╭──

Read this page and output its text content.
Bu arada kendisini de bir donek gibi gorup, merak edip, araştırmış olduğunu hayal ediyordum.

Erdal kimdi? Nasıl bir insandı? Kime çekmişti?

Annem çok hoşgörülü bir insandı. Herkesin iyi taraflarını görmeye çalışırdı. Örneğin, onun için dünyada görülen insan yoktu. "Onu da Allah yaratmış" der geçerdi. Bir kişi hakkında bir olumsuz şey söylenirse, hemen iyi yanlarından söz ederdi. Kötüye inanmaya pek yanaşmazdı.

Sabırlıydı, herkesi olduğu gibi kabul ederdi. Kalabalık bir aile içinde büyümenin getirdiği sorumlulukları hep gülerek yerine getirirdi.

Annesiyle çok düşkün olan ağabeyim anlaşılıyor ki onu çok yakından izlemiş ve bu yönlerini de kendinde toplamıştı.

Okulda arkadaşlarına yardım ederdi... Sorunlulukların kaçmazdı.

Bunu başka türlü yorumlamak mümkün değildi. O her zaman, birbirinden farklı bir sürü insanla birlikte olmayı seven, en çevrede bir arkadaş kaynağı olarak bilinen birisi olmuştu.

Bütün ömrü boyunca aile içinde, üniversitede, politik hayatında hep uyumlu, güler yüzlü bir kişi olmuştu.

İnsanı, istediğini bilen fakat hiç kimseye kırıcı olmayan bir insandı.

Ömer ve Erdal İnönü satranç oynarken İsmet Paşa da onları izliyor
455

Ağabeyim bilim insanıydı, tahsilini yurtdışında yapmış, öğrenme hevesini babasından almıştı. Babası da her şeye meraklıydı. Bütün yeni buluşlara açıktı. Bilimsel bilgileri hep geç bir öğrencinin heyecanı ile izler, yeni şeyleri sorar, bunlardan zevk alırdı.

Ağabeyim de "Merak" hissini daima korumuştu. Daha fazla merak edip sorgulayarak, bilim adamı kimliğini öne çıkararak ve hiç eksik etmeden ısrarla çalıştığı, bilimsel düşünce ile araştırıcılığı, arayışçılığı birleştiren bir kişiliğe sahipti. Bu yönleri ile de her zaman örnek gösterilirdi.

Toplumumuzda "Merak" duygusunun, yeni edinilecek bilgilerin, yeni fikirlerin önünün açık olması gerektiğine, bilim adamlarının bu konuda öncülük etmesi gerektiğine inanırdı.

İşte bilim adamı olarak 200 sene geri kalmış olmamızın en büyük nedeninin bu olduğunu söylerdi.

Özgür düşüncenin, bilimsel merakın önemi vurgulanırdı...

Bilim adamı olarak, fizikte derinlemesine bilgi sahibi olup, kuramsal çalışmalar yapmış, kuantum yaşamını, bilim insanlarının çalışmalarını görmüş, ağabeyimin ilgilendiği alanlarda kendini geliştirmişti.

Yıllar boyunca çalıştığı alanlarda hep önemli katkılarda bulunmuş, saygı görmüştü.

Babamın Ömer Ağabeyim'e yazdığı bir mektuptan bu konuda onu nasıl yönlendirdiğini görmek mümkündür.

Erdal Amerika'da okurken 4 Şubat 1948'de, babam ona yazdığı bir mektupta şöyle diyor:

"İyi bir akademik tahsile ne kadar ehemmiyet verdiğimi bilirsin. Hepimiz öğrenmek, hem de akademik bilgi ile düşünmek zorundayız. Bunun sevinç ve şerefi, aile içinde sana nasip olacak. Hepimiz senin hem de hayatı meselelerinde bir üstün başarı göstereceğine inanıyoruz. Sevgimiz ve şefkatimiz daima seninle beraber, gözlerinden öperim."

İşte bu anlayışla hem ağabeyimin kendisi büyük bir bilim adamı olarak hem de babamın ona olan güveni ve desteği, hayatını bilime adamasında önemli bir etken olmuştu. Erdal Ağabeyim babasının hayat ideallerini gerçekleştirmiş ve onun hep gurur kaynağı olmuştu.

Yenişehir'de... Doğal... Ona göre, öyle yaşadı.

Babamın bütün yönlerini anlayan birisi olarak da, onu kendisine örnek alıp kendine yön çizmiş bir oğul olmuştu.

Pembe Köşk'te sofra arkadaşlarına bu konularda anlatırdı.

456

╰──

Instructions for the task
Find "ağabeyimin". Copy every line it occurs in.

The output
Bilim adamı olarak, fizikte derinlemesine bilgi sahibi olup, kuramsal çalışmalar yapmış, kuantum yaşamını, bilim insanlarının çalışmalarını görmüş, ağabeyimin ilgilendiği alanlarda kendini geliştirmişti.
İşte bu anlayışla hem ağabeyimin kendisi büyük bir bilim adamı olarak hem de babamın ona olan güveni ve desteği, hayatını bilime adamasında önemli bir etken olmuştu. Erdal Ağabeyim babasının hayat ideallerini gerçekleştirmiş ve onun hep gurur kaynağı olmuştu.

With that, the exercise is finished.